• _Requirement_:
All of the material below is to be returned exactly.

--- Begin Data for the task ---

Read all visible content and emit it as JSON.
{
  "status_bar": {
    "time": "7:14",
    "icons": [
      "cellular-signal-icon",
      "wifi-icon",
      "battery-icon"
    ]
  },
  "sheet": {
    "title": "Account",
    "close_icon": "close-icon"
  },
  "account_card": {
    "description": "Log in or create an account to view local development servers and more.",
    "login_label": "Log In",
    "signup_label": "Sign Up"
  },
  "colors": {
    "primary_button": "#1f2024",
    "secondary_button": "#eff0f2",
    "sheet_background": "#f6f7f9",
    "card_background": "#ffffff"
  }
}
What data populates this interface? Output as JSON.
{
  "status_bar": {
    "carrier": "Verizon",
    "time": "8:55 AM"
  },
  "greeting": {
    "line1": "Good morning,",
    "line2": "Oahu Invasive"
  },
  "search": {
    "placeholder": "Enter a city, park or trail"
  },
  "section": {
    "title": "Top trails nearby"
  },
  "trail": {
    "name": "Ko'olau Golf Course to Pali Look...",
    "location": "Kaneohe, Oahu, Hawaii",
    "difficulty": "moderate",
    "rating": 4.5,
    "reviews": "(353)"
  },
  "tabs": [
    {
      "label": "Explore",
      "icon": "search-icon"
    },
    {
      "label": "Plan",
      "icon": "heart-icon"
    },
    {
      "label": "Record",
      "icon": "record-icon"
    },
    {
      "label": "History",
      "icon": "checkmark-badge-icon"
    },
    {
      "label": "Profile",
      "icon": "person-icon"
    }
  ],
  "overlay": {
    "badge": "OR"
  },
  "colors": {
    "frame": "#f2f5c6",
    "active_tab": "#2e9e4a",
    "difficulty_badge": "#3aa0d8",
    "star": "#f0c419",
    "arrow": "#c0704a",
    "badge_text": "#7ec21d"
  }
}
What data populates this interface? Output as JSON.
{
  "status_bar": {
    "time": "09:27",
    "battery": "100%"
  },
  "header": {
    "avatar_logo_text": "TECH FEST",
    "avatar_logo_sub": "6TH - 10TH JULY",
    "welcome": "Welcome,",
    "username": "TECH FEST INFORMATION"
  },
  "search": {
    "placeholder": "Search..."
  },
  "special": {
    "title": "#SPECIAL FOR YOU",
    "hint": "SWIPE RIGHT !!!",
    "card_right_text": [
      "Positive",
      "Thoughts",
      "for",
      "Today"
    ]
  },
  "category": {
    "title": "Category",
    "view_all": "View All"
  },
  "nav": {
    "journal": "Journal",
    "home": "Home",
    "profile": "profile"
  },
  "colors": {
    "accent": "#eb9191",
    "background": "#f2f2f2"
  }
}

--- End Data for the task ---

• _Response to the task_:
Read all visible content and emit it as JSON.
{
  "status_bar": {
    "time": "7:14",
    "icons": [
      "cellular-signal-icon",
      "wifi-icon",
      "battery-icon"
    ]
  },
  "sheet": {
    "title": "Account",
    "close_icon": "close-icon"
  },
  "account_card": {
    "description": "Log in or create an account to view local development servers and more.",
    "login_label": "Log In",
    "signup_label": "Sign Up"
  },
  "colors": {
    "primary_button": "#1f2024",
    "secondary_button": "#eff0f2",
    "sheet_background": "#f6f7f9",
    "card_background": "#ffffff"
  }
}
What data populates this interface? Output as JSON.
{
  "status_bar": {
    "carrier": "Verizon",
    "time": "8:55 AM"
  },
  "greeting": {
    "line1": "Good morning,",
    "line2": "Oahu Invasive"
  },
  "search": {
    "placeholder": "Enter a city, park or trail"
  },
  "section": {
    "title": "Top trails nearby"
  },
  "trail": {
    "name": "Ko'olau Golf Course to Pali Look...",
    "location": "Kaneohe, Oahu, Hawaii",
    "difficulty": "moderate",
    "rating": 4.5,
    "reviews": "(353)"
  },
  "tabs": [
    {
      "label": "Explore",
      "icon": "search-icon"
    },
    {
      "label": "Plan",
      "icon": "heart-icon"
    },
    {
      "label": "Record",
      "icon": "record-icon"
    },
    {
      "label": "History",
      "icon": "checkmark-badge-icon"
    },
    {
      "label": "Profile",
      "icon": "person-icon"
    }
  ],
  "overlay": {
    "badge": "OR"
  },
  "colors": {
    "frame": "#f2f5c6",
    "active_tab": "#2e9e4a",
    "difficulty_badge": "#3aa0d8",
    "star": "#f0c419",
    "arrow": "#c0704a",
    "badge_text": "#7ec21d"
  }
}
What data populates this interface? Output as JSON.
{
  "status_bar": {
    "time": "09:27",
    "battery": "100%"
  },
  "header": {
    "avatar_logo_text": "TECH FEST",
    "avatar_logo_sub": "6TH - 10TH JULY",
    "welcome": "Welcome,",
    "username": "TECH FEST INFORMATION"
  },
  "search": {
    "placeholder": "Search..."
  },
  "special": {
    "title": "#SPECIAL FOR YOU",
    "hint": "SWIPE RIGHT !!!",
    "card_right_text": [
      "Positive",
      "Thoughts",
      "for",
      "Today"
    ]
  },
  "category": {
    "title": "Category",
    "view_all": "View All"
  },
  "nav": {
    "journal": "Journal",
    "home": "Home",
    "profile": "profile"
  },
  "colors": {
    "accent": "#eb9191",
    "background": "#f2f2f2"
  }
}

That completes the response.